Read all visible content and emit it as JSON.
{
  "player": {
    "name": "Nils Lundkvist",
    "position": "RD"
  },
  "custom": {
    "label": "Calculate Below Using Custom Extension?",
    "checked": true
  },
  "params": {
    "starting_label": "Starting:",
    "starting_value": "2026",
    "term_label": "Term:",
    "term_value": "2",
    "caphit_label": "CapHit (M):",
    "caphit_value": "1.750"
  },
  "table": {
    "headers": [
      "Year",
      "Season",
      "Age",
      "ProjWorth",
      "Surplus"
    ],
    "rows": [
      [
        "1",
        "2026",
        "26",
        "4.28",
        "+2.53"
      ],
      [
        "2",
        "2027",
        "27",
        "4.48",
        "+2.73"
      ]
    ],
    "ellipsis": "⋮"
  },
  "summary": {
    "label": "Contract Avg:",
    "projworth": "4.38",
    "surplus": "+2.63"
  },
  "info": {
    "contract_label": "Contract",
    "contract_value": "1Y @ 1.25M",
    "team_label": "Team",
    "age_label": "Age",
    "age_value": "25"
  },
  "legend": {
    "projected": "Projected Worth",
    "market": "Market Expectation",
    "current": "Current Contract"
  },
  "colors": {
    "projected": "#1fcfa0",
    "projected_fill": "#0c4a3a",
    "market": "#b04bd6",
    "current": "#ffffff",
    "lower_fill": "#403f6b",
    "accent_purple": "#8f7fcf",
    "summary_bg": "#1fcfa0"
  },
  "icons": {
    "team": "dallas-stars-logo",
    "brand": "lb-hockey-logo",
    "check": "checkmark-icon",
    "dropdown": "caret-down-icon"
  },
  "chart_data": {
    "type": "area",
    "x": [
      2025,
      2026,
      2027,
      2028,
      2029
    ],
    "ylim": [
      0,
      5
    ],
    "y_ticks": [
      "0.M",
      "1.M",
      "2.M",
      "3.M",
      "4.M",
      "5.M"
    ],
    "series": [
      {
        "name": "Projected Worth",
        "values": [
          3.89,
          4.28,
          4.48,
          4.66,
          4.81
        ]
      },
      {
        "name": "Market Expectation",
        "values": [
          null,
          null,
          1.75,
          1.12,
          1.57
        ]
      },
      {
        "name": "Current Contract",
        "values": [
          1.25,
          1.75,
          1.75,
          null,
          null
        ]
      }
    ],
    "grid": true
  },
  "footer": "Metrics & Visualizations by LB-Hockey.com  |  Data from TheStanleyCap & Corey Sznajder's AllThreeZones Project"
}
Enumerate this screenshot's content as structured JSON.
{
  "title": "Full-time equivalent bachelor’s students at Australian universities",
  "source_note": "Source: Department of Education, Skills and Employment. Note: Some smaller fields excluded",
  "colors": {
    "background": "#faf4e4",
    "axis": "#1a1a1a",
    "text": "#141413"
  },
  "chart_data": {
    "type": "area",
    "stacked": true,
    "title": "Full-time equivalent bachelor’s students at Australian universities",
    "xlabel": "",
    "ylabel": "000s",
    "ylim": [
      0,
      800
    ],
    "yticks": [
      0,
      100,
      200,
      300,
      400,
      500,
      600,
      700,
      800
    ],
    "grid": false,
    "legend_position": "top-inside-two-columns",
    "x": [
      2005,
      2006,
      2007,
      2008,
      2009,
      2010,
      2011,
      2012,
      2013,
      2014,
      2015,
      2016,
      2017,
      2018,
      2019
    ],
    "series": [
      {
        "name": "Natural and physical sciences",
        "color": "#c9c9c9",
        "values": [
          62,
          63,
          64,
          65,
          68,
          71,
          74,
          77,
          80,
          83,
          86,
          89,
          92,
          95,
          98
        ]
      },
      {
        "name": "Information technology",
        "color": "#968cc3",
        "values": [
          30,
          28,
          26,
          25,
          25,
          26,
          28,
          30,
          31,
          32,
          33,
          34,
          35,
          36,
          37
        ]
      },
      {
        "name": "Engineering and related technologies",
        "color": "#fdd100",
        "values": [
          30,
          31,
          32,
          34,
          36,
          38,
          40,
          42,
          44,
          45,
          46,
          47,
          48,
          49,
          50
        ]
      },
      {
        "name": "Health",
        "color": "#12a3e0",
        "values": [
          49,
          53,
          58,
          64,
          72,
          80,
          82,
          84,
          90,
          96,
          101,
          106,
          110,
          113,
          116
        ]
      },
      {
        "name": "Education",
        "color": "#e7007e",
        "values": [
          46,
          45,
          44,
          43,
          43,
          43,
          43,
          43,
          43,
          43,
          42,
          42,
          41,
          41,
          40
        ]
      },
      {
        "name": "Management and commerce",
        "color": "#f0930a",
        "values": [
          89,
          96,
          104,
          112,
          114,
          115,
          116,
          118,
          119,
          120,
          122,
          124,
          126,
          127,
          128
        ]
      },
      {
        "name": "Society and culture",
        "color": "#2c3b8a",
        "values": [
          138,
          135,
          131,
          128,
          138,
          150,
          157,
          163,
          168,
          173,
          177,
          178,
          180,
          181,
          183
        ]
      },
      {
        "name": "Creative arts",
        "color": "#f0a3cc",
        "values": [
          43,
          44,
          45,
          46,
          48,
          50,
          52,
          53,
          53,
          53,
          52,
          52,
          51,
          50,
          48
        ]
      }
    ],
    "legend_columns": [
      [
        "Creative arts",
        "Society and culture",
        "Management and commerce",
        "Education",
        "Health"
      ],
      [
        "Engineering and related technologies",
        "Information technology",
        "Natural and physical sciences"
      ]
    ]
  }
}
=====
• To be done: Output all of the material, please, exactly as it stands.

• Response below:
Read all visible content and emit it as JSON.
{
  "player": {
    "name": "Nils Lundkvist",
    "position": "RD"
  },
  "custom": {
    "label": "Calculate Below Using Custom Extension?",
    "checked": true
  },
  "params": {
    "starting_label": "Starting:",
    "starting_value": "2026",
    "term_label": "Term:",
    "term_value": "2",
    "caphit_label": "CapHit (M):",
    "caphit_value": "1.750"
  },
  "table": {
    "headers": [
      "Year",
      "Season",
      "Age",
      "ProjWorth",
      "Surplus"
    ],
    "rows": [
      [
        "1",
        "2026",
        "26",
        "4.28",
        "+2.53"
      ],
      [
        "2",
        "2027",
        "27",
        "4.48",
        "+2.73"
      ]
    ],
    "ellipsis": "⋮"
  },
  "summary": {
    "label": "Contract Avg:",
    "projworth": "4.38",
    "surplus": "+2.63"
  },
  "info": {
    "contract_label": "Contract",
    "contract_value": "1Y @ 1.25M",
    "team_label": "Team",
    "age_label": "Age",
    "age_value": "25"
  },
  "legend": {
    "projected": "Projected Worth",
    "market": "Market Expectation",
    "current": "Current Contract"
  },
  "colors": {
    "projected": "#1fcfa0",
    "projected_fill": "#0c4a3a",
    "market": "#b04bd6",
    "current": "#ffffff",
    "lower_fill": "#403f6b",
    "accent_purple": "#8f7fcf",
    "summary_bg": "#1fcfa0"
  },
  "icons": {
    "team": "dallas-stars-logo",
    "brand": "lb-hockey-logo",
    "check": "checkmark-icon",
    "dropdown": "caret-down-icon"
  },
  "chart_data": {
    "type": "area",
    "x": [
      2025,
      2026,
      2027,
      2028,
      2029
    ],
    "ylim": [
      0,
      5
    ],
    "y_ticks": [
      "0.M",
      "1.M",
      "2.M",
      "3.M",
      "4.M",
      "5.M"
    ],
    "series": [
      {
        "name": "Projected Worth",
        "values": [
          3.89,
          4.28,
          4.48,
          4.66,
          4.81
        ]
      },
      {
        "name": "Market Expectation",
        "values": [
          null,
          null,
          1.75,
          1.12,
          1.57
        ]
      },
      {
        "name": "Current Contract",
        "values": [
          1.25,
          1.75,
          1.75,
          null,
          null
        ]
      }
    ],
    "grid": true
  },
  "footer": "Metrics & Visualizations by LB-Hockey.com  |  Data from TheStanleyCap & Corey Sznajder's AllThreeZones Project"
}
Enumerate this screenshot's content as structured JSON.
{
  "title": "Full-time equivalent bachelor’s students at Australian universities",
  "source_note": "Source: Department of Education, Skills and Employment. Note: Some smaller fields excluded",
  "colors": {
    "background": "#faf4e4",
    "axis": "#1a1a1a",
    "text": "#141413"
  },
  "chart_data": {
    "type": "area",
    "stacked": true,
    "title": "Full-time equivalent bachelor’s students at Australian universities",
    "xlabel": "",
    "ylabel": "000s",
    "ylim": [
      0,
      800
    ],
    "yticks": [
      0,
      100,
      200,
      300,
      400,
      500,
      600,
      700,
      800
    ],
    "grid": false,
    "legend_position": "top-inside-two-columns",
    "x": [
      2005,
      2006,
      2007,
      2008,
      2009,
      2010,
      2011,
      2012,
      2013,
      2014,
      2015,
      2016,
      2017,
      2018,
      2019
    ],
    "series": [
      {
        "name": "Natural and physical sciences",
        "color": "#c9c9c9",
        "values": [
          62,
          63,
          64,
          65,
          68,
          71,
          74,
          77,
          80,
          83,
          86,
          89,
          92,
          95,
          98
        ]
      },
      {
        "name": "Information technology",
        "color": "#968cc3",
        "values": [
          30,
          28,
          26,
          25,
          25,
          26,
          28,
          30,
          31,
          32,
          33,
          34,
          35,
          36,
          37
        ]
      },
      {
        "name": "Engineering and related technologies",
        "color": "#fdd100",
        "values": [
          30,
          31,
          32,
          34,
          36,
          38,
          40,
          42,
          44,
          45,
          46,
          47,
          48,
          49,
          50
        ]
      },
      {
        "name": "Health",
        "color": "#12a3e0",
        "values": [
          49,
          53,
          58,
          64,
          72,
          80,
          82,
          84,
          90,
          96,
          101,
          106,
          110,
          113,
          116
        ]
      },
      {
        "name": "Education",
        "color": "#e7007e",
        "values": [
          46,
          45,
          44,
          43,
          43,
          43,
          43,
          43,
          43,
          43,
          42,
          42,
          41,
          41,
          40
        ]
      },
      {
        "name": "Management and commerce",
        "color": "#f0930a",
        "values": [
          89,
          96,
          104,
          112,
          114,
          115,
          116,
          118,
          119,
          120,
          122,
          124,
          126,
          127,
          128
        ]
      },
      {
        "name": "Society and culture",
        "color": "#2c3b8a",
        "values": [
          138,
          135,
          131,
          128,
          138,
          150,
          157,
          163,
          168,
          173,
          177,
          178,
          180,
          181,
          183
        ]
      },
      {
        "name": "Creative arts",
        "color": "#f0a3cc",
        "values": [
          43,
          44,
          45,
          46,
          48,
          50,
          52,
          53,
          53,
          53,
          52,
          52,
          51,
          50,
          48
        ]
      }
    ],
    "legend_columns": [
      [
        "Creative arts",
        "Society and culture",
        "Management and commerce",
        "Education",
        "Health"
      ],
      [
        "Engineering and related technologies",
        "Information technology",
        "Natural and physical sciences"
      ]
    ]
  }
}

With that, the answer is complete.